Material:
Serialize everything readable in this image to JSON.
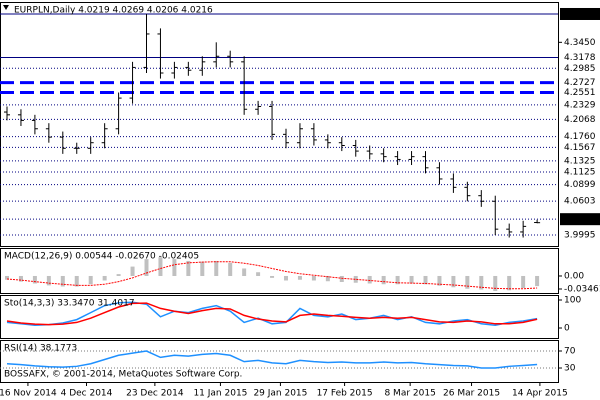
{
  "chart_data": [
    {
      "type": "ohlc",
      "title": "EURPLN,Daily  4.0219 4.0269 4.0206 4.0216",
      "color": "#000000",
      "ylim": [
        3.9798,
        4.4173
      ],
      "yticks": [
        {
          "value": 4.345,
          "label": "4.3450"
        }
      ],
      "levels": [
        {
          "value": 4.3958,
          "style": "solid",
          "highlight": true
        },
        {
          "value": 4.3178,
          "style": "solid"
        },
        {
          "value": 4.2985,
          "style": "dotted"
        },
        {
          "value": 4.2727,
          "style": "dashed"
        },
        {
          "value": 4.2551,
          "style": "dashed"
        },
        {
          "value": 4.2329,
          "style": "dotted"
        },
        {
          "value": 4.2068,
          "style": "dotted"
        },
        {
          "value": 4.176,
          "label": "4.1760",
          "style": "dotted"
        },
        {
          "value": 4.1567,
          "style": "dotted"
        },
        {
          "value": 4.1325,
          "style": "dotted"
        },
        {
          "value": 4.1125,
          "style": "dotted"
        },
        {
          "value": 4.0899,
          "style": "dotted"
        },
        {
          "value": 4.0603,
          "style": "dotted"
        },
        {
          "value": 4.0279,
          "style": "dotted",
          "highlight": true
        },
        {
          "value": 3.9995,
          "style": "dotted"
        }
      ],
      "xticks": [
        {
          "value": 1.5,
          "label": "16 Nov 2014"
        },
        {
          "value": 5.7,
          "label": "4 Dec 2014"
        },
        {
          "value": 10.6,
          "label": "23 Dec 2014"
        },
        {
          "value": 15.3,
          "label": "11 Jan 2015"
        },
        {
          "value": 19.6,
          "label": "29 Jan 2015"
        },
        {
          "value": 24.2,
          "label": "17 Feb 2015"
        },
        {
          "value": 28.9,
          "label": "8 Mar 2015"
        },
        {
          "value": 33.3,
          "label": "26 Mar 2015"
        },
        {
          "value": 38.2,
          "label": "14 Apr 2015"
        }
      ],
      "open": [
        4.22,
        4.215,
        4.205,
        4.19,
        4.175,
        4.155,
        4.155,
        4.165,
        4.19,
        4.245,
        4.3,
        4.36,
        4.29,
        4.3,
        4.295,
        4.31,
        4.32,
        4.31,
        4.225,
        4.23,
        4.18,
        4.165,
        4.19,
        4.17,
        4.165,
        4.16,
        4.15,
        4.145,
        4.14,
        4.135,
        4.14,
        4.12,
        4.1,
        4.085,
        4.07,
        4.06,
        4.01,
        4.005,
        4.0219
      ],
      "high": [
        4.23,
        4.225,
        4.215,
        4.2,
        4.185,
        4.165,
        4.175,
        4.2,
        4.255,
        4.31,
        4.3958,
        4.37,
        4.31,
        4.31,
        4.32,
        4.345,
        4.33,
        4.32,
        4.24,
        4.24,
        4.19,
        4.2,
        4.2,
        4.18,
        4.175,
        4.17,
        4.16,
        4.155,
        4.15,
        4.15,
        4.15,
        4.13,
        4.11,
        4.095,
        4.08,
        4.07,
        4.02,
        4.025,
        4.0269
      ],
      "low": [
        4.205,
        4.195,
        4.18,
        4.165,
        4.145,
        4.145,
        4.145,
        4.155,
        4.18,
        4.235,
        4.29,
        4.28,
        4.28,
        4.285,
        4.285,
        4.3,
        4.3,
        4.215,
        4.215,
        4.17,
        4.155,
        4.155,
        4.16,
        4.155,
        4.15,
        4.14,
        4.135,
        4.13,
        4.125,
        4.125,
        4.11,
        4.09,
        4.075,
        4.06,
        4.05,
        3.9995,
        3.995,
        3.995,
        4.0206
      ],
      "close": [
        4.215,
        4.205,
        4.19,
        4.175,
        4.155,
        4.155,
        4.165,
        4.19,
        4.245,
        4.3,
        4.36,
        4.29,
        4.3,
        4.295,
        4.31,
        4.32,
        4.31,
        4.225,
        4.23,
        4.18,
        4.165,
        4.19,
        4.17,
        4.165,
        4.16,
        4.15,
        4.145,
        4.14,
        4.135,
        4.14,
        4.12,
        4.1,
        4.085,
        4.07,
        4.06,
        4.01,
        4.005,
        4.015,
        4.0216
      ]
    },
    {
      "type": "macd",
      "title": "MACD(12,26,9) 0.00544 -0.02670 -0.02405",
      "ylim": [
        -0.0453,
        0.0745
      ],
      "yticks": [
        {
          "value": 0,
          "label": "0.00"
        },
        -0.03461
      ],
      "histogram": {
        "color": "#c0c0c0",
        "values": [
          -0.01,
          -0.015,
          -0.02,
          -0.025,
          -0.028,
          -0.028,
          -0.022,
          -0.012,
          0.005,
          0.025,
          0.045,
          0.05,
          0.045,
          0.04,
          0.038,
          0.04,
          0.035,
          0.02,
          0.01,
          -0.005,
          -0.012,
          -0.01,
          -0.012,
          -0.014,
          -0.016,
          -0.018,
          -0.02,
          -0.022,
          -0.022,
          -0.02,
          -0.022,
          -0.026,
          -0.03,
          -0.034,
          -0.036,
          -0.04,
          -0.038,
          -0.032,
          -0.027
        ]
      },
      "signal": {
        "color": "#ff0000",
        "values": [
          -0.008,
          -0.011,
          -0.015,
          -0.019,
          -0.022,
          -0.025,
          -0.025,
          -0.022,
          -0.015,
          -0.005,
          0.008,
          0.02,
          0.03,
          0.035,
          0.037,
          0.038,
          0.038,
          0.034,
          0.028,
          0.02,
          0.012,
          0.006,
          0.002,
          -0.002,
          -0.006,
          -0.009,
          -0.012,
          -0.015,
          -0.018,
          -0.019,
          -0.02,
          -0.022,
          -0.024,
          -0.027,
          -0.03,
          -0.033,
          -0.034,
          -0.034,
          -0.032
        ]
      }
    },
    {
      "type": "oscillator",
      "title": "Sto(14,3,3) 33.3470 31.4017",
      "ylim": [
        -35.7,
        117.9
      ],
      "yticks": [
        100,
        0
      ],
      "grid": false,
      "series": [
        {
          "color": "#1e90ff",
          "values": [
            20,
            15,
            10,
            12,
            18,
            30,
            55,
            80,
            90,
            92,
            85,
            40,
            60,
            55,
            70,
            80,
            60,
            20,
            35,
            15,
            20,
            70,
            45,
            40,
            50,
            30,
            35,
            45,
            30,
            40,
            20,
            15,
            25,
            30,
            15,
            10,
            20,
            25,
            33.347
          ]
        },
        {
          "color": "#ff0000",
          "values": [
            25,
            18,
            14,
            12,
            14,
            20,
            35,
            55,
            75,
            88,
            89,
            70,
            60,
            52,
            62,
            70,
            68,
            45,
            32,
            25,
            22,
            45,
            50,
            45,
            42,
            38,
            35,
            38,
            35,
            38,
            30,
            22,
            20,
            25,
            22,
            15,
            15,
            20,
            31.4017
          ]
        }
      ]
    },
    {
      "type": "oscillator",
      "title": "RSI(14) 38.1773",
      "annotation": "BOSSAFX, © 2001-2014, MetaQuotes Software Corp.",
      "ylim": [
        -2.9,
        95.9
      ],
      "yticks": [
        70,
        30
      ],
      "grid": true,
      "series": [
        {
          "color": "#1e90ff",
          "values": [
            40,
            38,
            35,
            33,
            32,
            34,
            40,
            50,
            60,
            65,
            70,
            55,
            60,
            58,
            62,
            64,
            60,
            45,
            48,
            42,
            40,
            48,
            45,
            43,
            44,
            42,
            42,
            44,
            42,
            43,
            40,
            38,
            36,
            35,
            30,
            30,
            34,
            36,
            38.1773
          ]
        }
      ]
    }
  ]
}
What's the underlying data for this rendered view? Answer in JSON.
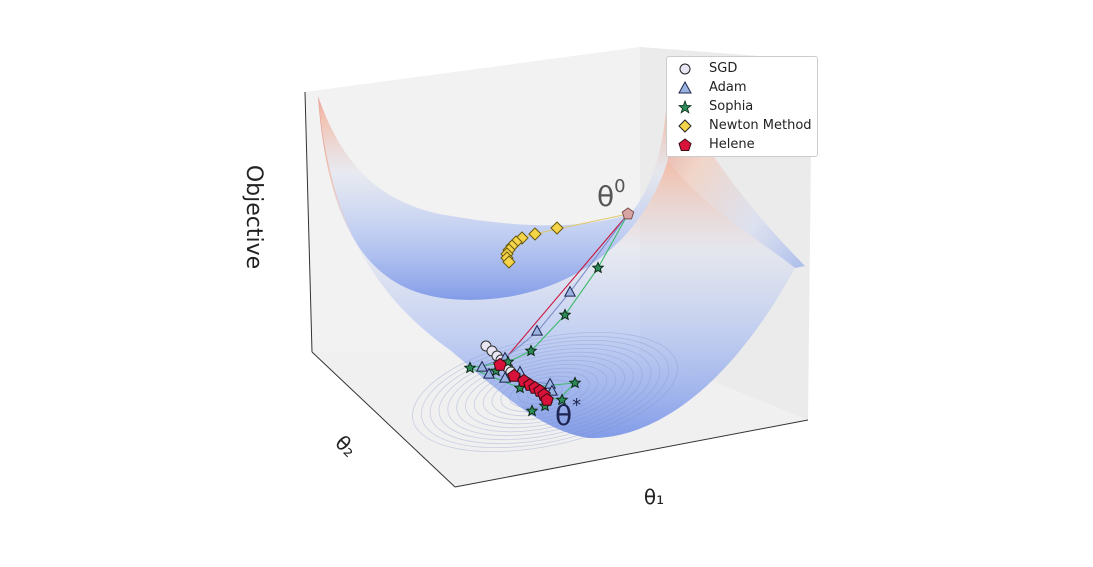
{
  "chart_data": {
    "type": "scatter",
    "subtype": "3d-surface-optimization-trajectories",
    "zlabel": "Objective",
    "xlabel": "θ₁",
    "ylabel": "θ₂",
    "annotations": [
      {
        "text": "θ",
        "sup": "0"
      },
      {
        "text": "θ",
        "sup": "*"
      }
    ],
    "surface_colormap": "coolwarm",
    "legend_position": "top-right",
    "series": [
      {
        "name": "SGD",
        "marker": "circle",
        "color": "#e8e6f2"
      },
      {
        "name": "Adam",
        "marker": "triangle",
        "color": "#9bb3e0"
      },
      {
        "name": "Sophia",
        "marker": "star",
        "color": "#2e8b57"
      },
      {
        "name": "Newton Method",
        "marker": "diamond",
        "color": "#f5d547"
      },
      {
        "name": "Helene",
        "marker": "pentagon",
        "color": "#d8123a"
      }
    ]
  }
}
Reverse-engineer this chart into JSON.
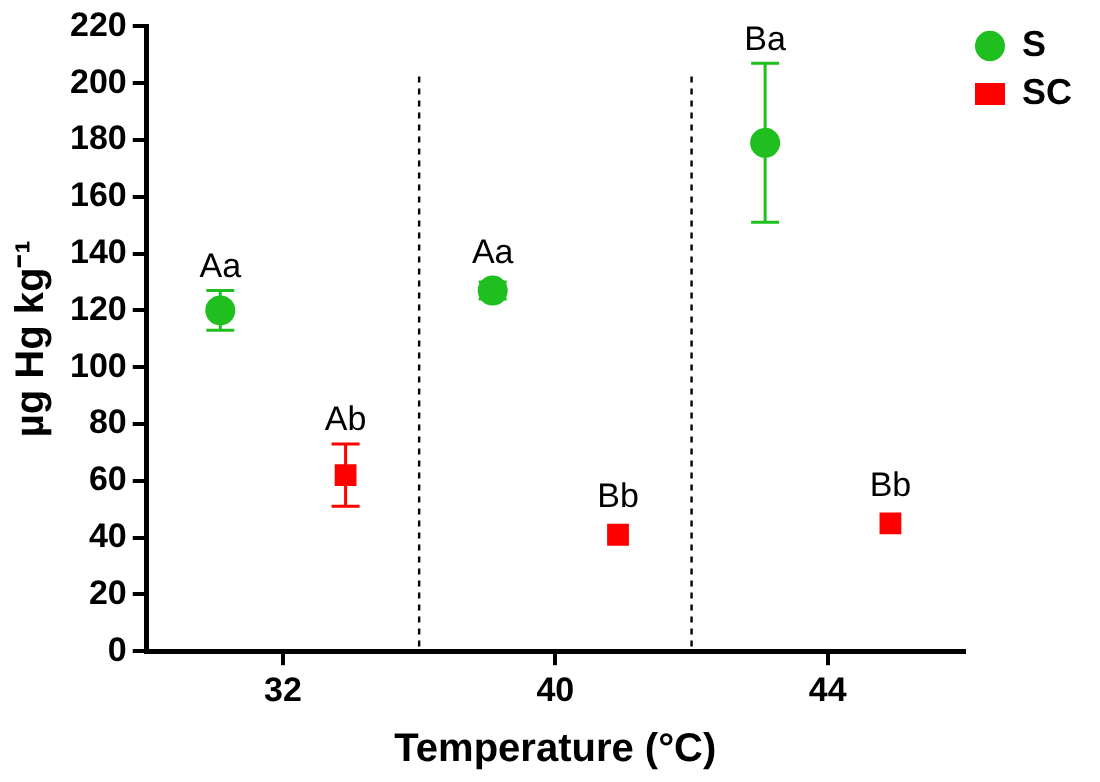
{
  "chart_data": {
    "type": "scatter",
    "xlabel": "Temperature (°C)",
    "ylabel": "µg Hg kg⁻¹",
    "categories": [
      "32",
      "40",
      "44"
    ],
    "ylim": [
      0,
      220
    ],
    "yticks": [
      0,
      20,
      40,
      60,
      80,
      100,
      120,
      140,
      160,
      180,
      200,
      220
    ],
    "grid": false,
    "legend": "top right",
    "series": [
      {
        "name": "S",
        "color": "#1fbf1f",
        "marker": "circle",
        "values": [
          120,
          127,
          179
        ],
        "errors": [
          7,
          3,
          28
        ],
        "value_labels": [
          "Aa",
          "Aa",
          "Ba"
        ]
      },
      {
        "name": "SC",
        "color": "#ff0000",
        "marker": "square",
        "values": [
          62,
          41,
          45
        ],
        "errors": [
          11,
          null,
          null
        ],
        "value_labels": [
          "Ab",
          "Bb",
          "Bb"
        ]
      }
    ]
  }
}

Exercise brief: Gather from the entries above all lines that include the string "name".

Solution to this exercise:
        "name": "SGD",
        "name": "Adam",
        "name": "Sophia",
        "name": "Newton Method",
        "name": "Helene",
        "name": "S",
        "name": "SC",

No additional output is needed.